Your instructions: Scan the data below for the string "Processing". Show every line where it turns up.

>> Begin Source material

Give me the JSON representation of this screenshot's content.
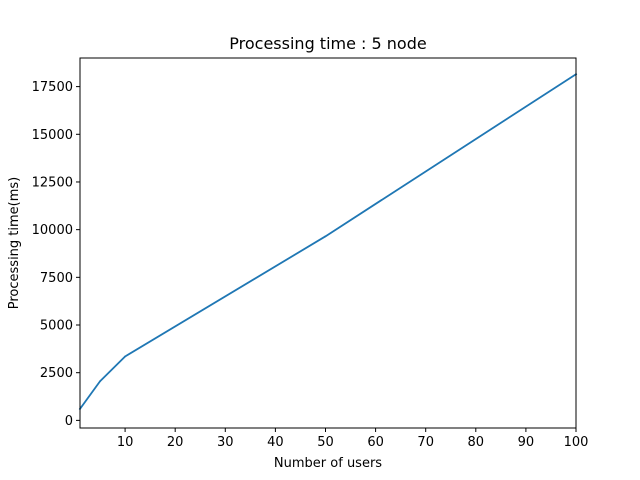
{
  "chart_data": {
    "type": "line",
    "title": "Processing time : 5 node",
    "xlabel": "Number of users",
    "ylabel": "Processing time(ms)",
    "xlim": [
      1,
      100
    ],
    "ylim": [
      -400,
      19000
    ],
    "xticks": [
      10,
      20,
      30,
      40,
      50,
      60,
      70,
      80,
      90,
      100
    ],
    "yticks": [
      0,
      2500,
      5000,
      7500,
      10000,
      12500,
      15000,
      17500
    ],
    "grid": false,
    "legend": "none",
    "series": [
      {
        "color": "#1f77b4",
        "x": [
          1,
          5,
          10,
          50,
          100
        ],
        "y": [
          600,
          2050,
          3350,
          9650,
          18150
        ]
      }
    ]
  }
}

>> End Source material
>> Begin Source material

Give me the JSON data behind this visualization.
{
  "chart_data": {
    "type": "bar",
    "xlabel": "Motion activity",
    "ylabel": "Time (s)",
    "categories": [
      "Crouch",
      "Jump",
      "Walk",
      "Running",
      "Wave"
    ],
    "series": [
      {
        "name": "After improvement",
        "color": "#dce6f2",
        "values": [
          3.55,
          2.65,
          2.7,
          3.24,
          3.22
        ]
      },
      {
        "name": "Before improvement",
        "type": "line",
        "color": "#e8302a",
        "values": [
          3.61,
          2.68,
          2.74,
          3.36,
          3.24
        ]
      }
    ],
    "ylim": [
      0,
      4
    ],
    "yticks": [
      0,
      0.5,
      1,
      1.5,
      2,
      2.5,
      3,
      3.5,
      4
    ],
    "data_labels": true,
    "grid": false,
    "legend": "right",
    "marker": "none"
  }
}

>> End Source material
>> Begin Source material

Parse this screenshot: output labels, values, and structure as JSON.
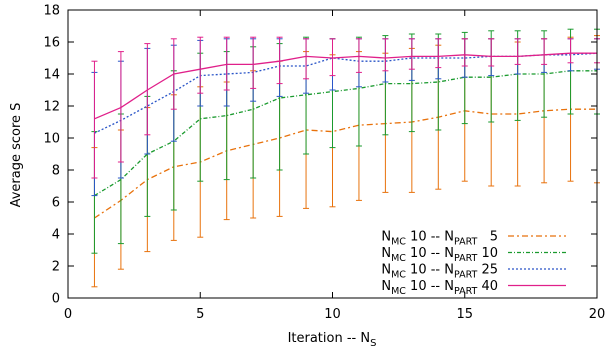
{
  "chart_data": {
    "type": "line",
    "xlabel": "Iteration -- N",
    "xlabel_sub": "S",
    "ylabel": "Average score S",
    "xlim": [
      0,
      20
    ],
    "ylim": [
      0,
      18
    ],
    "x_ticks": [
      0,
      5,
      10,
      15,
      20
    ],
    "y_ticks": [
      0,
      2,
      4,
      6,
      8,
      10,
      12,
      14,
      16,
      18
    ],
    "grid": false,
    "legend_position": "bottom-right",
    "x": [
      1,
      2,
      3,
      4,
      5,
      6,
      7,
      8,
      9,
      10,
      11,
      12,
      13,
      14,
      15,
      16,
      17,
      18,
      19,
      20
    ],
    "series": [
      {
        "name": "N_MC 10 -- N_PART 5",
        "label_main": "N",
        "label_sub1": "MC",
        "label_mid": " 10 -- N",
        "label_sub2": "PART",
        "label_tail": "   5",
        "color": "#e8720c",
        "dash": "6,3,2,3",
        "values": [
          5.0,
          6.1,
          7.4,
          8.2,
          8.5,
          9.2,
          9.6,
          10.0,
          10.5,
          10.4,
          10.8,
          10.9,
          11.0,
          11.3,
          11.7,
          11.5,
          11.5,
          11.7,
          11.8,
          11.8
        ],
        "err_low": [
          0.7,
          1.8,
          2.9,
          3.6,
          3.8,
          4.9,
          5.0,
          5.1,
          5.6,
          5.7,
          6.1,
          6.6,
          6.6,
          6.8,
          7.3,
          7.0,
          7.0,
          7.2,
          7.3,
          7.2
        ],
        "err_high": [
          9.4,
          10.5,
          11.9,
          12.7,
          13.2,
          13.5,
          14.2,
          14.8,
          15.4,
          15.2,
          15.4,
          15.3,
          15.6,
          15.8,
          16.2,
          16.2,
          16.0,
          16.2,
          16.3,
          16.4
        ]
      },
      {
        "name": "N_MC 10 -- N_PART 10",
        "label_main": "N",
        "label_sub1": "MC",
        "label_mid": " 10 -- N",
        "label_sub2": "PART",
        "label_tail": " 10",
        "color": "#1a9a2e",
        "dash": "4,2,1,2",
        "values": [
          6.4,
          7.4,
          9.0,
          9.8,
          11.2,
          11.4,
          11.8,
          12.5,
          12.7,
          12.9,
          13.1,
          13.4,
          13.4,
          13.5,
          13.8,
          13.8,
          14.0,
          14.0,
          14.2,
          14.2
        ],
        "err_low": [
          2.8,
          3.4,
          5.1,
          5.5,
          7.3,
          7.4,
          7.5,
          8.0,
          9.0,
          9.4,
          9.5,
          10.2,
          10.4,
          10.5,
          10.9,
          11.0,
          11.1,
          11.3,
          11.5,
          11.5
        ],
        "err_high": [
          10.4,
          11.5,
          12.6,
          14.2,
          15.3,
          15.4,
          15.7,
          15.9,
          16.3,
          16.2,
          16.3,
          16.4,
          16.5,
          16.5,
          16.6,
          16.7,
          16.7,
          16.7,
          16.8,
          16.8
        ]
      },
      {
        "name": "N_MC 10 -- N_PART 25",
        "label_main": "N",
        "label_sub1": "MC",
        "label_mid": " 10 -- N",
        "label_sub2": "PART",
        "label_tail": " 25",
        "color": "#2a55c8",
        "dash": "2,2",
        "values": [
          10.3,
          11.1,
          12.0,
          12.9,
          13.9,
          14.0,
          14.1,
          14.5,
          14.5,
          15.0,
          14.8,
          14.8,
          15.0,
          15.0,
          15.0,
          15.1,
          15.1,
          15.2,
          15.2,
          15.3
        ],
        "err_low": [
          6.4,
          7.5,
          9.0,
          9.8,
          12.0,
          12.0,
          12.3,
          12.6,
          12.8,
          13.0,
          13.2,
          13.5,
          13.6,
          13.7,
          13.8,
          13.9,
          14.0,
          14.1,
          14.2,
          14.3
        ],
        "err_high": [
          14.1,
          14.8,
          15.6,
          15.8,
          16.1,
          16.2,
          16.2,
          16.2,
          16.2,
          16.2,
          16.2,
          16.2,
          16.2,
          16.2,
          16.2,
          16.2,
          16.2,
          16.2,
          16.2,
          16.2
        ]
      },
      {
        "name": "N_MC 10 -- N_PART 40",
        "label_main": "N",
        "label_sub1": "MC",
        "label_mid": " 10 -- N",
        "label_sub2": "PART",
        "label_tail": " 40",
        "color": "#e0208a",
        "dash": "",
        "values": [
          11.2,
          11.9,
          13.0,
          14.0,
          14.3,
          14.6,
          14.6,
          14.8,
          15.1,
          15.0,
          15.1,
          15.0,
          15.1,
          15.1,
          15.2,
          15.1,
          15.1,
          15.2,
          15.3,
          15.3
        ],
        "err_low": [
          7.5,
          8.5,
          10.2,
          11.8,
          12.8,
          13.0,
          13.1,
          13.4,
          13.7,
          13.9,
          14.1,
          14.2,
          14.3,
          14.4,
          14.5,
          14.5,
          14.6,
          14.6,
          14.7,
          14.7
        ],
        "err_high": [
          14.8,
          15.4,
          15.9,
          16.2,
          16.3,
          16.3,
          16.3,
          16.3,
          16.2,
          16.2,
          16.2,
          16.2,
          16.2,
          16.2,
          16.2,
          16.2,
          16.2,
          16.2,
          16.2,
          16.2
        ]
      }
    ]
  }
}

>> End Source material

Output for this exercise:
    "title": "Processing time : 5 node",
    "ylabel": "Processing time(ms)",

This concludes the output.